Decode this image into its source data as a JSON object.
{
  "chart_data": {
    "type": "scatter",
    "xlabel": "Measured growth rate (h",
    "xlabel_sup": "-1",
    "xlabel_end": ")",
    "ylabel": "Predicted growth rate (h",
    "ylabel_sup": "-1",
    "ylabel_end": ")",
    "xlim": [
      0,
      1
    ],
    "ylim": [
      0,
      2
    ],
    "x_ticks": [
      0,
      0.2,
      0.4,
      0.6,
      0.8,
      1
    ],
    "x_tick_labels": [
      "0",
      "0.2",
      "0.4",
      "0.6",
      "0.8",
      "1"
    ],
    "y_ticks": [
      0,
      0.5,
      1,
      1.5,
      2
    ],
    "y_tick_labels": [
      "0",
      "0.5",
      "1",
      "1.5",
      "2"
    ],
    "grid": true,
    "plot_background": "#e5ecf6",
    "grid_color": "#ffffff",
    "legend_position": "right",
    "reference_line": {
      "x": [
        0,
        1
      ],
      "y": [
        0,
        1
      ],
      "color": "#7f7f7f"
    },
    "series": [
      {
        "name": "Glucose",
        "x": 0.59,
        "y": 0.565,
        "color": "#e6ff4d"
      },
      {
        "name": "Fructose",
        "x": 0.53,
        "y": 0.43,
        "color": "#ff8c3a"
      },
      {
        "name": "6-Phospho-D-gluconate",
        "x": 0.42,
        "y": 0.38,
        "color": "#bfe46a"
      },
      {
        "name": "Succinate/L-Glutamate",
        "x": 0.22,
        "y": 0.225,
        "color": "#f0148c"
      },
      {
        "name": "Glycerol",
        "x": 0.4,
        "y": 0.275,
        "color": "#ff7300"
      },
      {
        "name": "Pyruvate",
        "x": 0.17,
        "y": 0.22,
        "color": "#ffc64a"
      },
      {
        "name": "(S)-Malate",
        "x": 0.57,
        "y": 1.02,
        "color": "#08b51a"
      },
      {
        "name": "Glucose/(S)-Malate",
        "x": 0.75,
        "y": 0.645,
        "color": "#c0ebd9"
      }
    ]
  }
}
....
→ **Work required**: Copy each line that holds the word "rate".

→ **Task answer**:
    "xlabel": "Measured growth rate (h",
    "ylabel": "Predicted growth rate (h",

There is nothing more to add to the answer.